--- start Material provided ---

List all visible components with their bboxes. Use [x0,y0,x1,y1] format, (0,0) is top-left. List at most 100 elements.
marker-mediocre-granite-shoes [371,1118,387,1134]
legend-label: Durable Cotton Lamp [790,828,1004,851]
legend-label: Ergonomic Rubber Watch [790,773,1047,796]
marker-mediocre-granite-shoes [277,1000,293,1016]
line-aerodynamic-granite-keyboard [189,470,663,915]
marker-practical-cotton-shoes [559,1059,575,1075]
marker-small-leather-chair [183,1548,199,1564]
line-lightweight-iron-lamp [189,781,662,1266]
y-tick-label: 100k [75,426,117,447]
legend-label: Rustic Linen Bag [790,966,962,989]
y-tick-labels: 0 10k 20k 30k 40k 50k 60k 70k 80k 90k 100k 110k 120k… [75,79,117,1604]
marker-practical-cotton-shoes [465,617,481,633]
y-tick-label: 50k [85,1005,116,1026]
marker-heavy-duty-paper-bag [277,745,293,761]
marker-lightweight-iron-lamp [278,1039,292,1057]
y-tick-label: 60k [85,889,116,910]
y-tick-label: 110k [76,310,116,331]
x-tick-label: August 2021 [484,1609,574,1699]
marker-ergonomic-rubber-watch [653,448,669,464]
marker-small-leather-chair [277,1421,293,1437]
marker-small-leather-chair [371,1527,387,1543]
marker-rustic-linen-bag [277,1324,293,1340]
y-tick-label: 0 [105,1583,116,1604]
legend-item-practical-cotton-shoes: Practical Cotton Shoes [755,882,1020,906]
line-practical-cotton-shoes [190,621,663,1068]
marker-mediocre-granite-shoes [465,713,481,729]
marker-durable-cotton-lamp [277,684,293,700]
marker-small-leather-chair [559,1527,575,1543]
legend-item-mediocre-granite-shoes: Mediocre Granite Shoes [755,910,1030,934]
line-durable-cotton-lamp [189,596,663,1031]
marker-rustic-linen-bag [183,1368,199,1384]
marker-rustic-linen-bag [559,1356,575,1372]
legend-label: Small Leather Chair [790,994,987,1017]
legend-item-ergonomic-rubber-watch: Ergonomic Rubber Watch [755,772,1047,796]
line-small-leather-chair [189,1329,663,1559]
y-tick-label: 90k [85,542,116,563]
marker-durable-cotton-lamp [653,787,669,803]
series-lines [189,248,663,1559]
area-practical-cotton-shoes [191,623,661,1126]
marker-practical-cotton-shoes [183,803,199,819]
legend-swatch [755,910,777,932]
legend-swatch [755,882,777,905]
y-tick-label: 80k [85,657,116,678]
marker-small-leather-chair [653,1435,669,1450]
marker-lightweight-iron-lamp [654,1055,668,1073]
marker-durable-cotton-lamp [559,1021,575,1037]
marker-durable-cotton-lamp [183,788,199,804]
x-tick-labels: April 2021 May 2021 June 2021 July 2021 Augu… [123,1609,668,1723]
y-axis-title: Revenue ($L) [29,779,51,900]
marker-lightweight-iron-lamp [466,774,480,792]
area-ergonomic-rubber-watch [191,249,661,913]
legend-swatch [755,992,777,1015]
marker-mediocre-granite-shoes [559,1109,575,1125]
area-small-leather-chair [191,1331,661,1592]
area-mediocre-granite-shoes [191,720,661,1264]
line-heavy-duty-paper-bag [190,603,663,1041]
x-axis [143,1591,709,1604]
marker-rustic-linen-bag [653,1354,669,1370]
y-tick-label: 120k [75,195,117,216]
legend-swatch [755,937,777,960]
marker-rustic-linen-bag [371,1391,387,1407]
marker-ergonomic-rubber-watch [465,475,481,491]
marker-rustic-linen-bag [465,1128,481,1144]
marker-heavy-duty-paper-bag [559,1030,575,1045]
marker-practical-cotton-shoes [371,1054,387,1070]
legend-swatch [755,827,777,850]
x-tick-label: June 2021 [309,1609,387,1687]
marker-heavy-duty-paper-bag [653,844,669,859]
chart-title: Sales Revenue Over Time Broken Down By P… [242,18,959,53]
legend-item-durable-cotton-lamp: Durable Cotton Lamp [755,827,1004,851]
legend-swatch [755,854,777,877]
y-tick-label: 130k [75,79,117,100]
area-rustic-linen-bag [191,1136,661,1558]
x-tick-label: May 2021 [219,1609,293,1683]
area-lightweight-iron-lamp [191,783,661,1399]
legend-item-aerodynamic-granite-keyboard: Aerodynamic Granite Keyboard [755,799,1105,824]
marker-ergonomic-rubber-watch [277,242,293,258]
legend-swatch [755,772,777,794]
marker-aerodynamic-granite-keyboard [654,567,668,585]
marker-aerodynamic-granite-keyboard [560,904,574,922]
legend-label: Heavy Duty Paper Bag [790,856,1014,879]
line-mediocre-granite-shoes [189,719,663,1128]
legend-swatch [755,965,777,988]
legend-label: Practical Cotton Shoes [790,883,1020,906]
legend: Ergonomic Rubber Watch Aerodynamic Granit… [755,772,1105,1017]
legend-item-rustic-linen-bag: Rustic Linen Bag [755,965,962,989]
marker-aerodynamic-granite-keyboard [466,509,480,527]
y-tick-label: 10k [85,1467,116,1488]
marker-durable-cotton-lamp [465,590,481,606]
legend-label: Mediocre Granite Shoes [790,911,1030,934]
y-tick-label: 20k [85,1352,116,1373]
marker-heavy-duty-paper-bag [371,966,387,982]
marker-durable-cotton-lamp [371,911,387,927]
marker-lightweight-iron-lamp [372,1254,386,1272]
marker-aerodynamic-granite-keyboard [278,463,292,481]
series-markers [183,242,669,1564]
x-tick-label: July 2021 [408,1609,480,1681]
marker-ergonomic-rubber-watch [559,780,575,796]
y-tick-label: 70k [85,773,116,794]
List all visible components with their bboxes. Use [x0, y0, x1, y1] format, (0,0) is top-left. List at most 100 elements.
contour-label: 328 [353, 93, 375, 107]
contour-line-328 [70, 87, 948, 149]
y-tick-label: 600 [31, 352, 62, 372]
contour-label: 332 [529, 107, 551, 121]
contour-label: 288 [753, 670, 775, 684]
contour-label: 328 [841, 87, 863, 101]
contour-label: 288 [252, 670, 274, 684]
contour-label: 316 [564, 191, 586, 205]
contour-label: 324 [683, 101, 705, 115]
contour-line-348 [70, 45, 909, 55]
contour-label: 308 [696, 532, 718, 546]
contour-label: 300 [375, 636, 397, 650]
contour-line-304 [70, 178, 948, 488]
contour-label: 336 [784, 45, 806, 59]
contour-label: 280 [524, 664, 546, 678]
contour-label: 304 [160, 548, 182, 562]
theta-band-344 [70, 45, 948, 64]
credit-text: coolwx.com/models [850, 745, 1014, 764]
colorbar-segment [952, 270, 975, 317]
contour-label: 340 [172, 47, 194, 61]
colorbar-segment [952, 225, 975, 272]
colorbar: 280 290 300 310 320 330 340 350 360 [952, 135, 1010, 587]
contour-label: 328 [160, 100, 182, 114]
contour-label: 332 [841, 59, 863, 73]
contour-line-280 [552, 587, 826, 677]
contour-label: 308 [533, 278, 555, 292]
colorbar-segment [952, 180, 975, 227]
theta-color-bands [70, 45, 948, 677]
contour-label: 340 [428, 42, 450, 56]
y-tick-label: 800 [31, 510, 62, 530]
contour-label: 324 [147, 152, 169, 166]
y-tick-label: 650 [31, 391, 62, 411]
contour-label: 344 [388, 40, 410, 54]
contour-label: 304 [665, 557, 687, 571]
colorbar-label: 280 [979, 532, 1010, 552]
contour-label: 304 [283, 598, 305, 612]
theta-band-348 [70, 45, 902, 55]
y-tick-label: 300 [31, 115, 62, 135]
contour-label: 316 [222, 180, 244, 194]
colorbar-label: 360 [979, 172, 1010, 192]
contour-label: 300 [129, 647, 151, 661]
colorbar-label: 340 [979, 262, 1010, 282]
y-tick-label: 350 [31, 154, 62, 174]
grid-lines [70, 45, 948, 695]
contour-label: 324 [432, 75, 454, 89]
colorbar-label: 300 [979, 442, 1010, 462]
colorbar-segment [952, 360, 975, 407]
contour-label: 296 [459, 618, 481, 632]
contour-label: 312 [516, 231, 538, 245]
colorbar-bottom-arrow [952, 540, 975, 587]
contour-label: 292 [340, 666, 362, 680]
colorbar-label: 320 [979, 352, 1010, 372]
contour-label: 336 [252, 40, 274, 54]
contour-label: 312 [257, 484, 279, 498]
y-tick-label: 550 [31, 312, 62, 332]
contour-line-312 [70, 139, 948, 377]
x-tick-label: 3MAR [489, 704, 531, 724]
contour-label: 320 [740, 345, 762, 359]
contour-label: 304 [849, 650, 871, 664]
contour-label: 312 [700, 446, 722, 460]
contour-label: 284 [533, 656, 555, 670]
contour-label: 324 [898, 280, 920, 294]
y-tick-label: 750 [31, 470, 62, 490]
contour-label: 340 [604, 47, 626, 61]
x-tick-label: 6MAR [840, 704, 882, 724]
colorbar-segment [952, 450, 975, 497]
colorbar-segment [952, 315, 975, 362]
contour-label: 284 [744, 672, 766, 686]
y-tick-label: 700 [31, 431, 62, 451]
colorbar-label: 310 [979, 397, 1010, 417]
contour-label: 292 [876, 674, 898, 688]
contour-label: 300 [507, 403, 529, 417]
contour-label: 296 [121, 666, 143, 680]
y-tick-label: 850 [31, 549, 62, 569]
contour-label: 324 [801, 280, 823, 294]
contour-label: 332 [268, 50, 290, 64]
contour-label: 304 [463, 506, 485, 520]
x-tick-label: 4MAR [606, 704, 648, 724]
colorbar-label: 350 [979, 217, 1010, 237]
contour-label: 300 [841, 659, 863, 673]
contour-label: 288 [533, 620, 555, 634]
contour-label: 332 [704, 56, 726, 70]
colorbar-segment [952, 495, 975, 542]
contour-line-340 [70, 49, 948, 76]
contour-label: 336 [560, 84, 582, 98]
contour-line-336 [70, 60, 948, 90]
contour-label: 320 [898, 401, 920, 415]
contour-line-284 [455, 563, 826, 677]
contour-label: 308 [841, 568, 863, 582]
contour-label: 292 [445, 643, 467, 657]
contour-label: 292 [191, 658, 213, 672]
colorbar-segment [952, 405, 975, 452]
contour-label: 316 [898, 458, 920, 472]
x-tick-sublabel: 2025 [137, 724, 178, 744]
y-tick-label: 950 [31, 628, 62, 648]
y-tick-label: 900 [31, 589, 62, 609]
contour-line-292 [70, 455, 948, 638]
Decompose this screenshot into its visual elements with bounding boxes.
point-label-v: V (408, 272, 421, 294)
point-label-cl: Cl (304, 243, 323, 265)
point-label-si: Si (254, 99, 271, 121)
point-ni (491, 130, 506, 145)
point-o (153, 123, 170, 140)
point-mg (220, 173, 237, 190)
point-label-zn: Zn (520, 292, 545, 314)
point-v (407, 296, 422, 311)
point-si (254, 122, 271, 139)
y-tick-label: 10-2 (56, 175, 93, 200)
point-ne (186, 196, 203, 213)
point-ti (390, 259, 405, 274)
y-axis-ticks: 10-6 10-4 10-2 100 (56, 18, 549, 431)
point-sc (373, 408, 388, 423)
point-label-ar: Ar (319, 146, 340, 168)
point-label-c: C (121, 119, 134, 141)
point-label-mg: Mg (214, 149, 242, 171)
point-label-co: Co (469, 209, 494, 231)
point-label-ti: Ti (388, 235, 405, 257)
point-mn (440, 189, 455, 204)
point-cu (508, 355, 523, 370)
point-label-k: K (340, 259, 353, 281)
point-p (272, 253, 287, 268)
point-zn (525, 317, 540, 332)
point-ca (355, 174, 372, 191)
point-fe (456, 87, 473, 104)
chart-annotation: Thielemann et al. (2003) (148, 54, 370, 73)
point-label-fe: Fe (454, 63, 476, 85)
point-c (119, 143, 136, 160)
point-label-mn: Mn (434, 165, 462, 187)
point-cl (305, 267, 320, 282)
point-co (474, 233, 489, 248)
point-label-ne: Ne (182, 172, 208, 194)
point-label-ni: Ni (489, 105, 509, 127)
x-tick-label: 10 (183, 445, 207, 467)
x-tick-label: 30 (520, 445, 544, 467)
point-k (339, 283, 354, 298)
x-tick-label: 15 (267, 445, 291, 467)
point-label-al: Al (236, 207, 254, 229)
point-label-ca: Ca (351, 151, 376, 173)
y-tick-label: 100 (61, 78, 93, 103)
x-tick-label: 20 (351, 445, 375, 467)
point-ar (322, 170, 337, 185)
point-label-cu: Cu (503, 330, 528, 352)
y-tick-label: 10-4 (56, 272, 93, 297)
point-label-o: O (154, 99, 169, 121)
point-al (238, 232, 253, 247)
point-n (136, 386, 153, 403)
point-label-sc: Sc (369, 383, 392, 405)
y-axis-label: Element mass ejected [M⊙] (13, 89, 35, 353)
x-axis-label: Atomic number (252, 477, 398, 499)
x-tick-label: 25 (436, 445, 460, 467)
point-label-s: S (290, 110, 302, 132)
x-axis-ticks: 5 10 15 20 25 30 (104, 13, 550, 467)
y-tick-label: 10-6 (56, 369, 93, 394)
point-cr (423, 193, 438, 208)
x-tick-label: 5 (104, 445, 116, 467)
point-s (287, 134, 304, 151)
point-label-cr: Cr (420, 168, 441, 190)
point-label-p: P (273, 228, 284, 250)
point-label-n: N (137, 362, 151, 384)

--- end Material provided ---

■ **The task**
Print everything from the first line of the data down to the line containing "legend-swatch [755,910,777,932]", both included, reproducing each line without any change.

■ **Completed task**
List all visible components with their bboxes. Use [x0,y0,x1,y1] format, (0,0) is top-left. List at most 100 elements.
marker-mediocre-granite-shoes [371,1118,387,1134]
legend-label: Durable Cotton Lamp [790,828,1004,851]
legend-label: Ergonomic Rubber Watch [790,773,1047,796]
marker-mediocre-granite-shoes [277,1000,293,1016]
line-aerodynamic-granite-keyboard [189,470,663,915]
marker-practical-cotton-shoes [559,1059,575,1075]
marker-small-leather-chair [183,1548,199,1564]
line-lightweight-iron-lamp [189,781,662,1266]
y-tick-label: 100k [75,426,117,447]
legend-label: Rustic Linen Bag [790,966,962,989]
y-tick-labels: 0 10k 20k 30k 40k 50k 60k 70k 80k 90k 100k 110k 120k… [75,79,117,1604]
marker-practical-cotton-shoes [465,617,481,633]
y-tick-label: 50k [85,1005,116,1026]
marker-heavy-duty-paper-bag [277,745,293,761]
marker-lightweight-iron-lamp [278,1039,292,1057]
y-tick-label: 60k [85,889,116,910]
y-tick-label: 110k [76,310,116,331]
x-tick-label: August 2021 [484,1609,574,1699]
marker-ergonomic-rubber-watch [653,448,669,464]
marker-small-leather-chair [277,1421,293,1437]
marker-small-leather-chair [371,1527,387,1543]
marker-rustic-linen-bag [277,1324,293,1340]
y-tick-label: 0 [105,1583,116,1604]
legend-item-practical-cotton-shoes: Practical Cotton Shoes [755,882,1020,906]
line-practical-cotton-shoes [190,621,663,1068]
marker-mediocre-granite-shoes [465,713,481,729]
marker-durable-cotton-lamp [277,684,293,700]
marker-small-leather-chair [559,1527,575,1543]
legend-item-mediocre-granite-shoes: Mediocre Granite Shoes [755,910,1030,934]
line-durable-cotton-lamp [189,596,663,1031]
marker-rustic-linen-bag [183,1368,199,1384]
marker-rustic-linen-bag [559,1356,575,1372]
legend-label: Small Leather Chair [790,994,987,1017]
legend-item-ergonomic-rubber-watch: Ergonomic Rubber Watch [755,772,1047,796]
line-small-leather-chair [189,1329,663,1559]
y-tick-label: 90k [85,542,116,563]
marker-durable-cotton-lamp [653,787,669,803]
series-lines [189,248,663,1559]
area-practical-cotton-shoes [191,623,661,1126]
marker-practical-cotton-shoes [183,803,199,819]
legend-swatch [755,910,777,932]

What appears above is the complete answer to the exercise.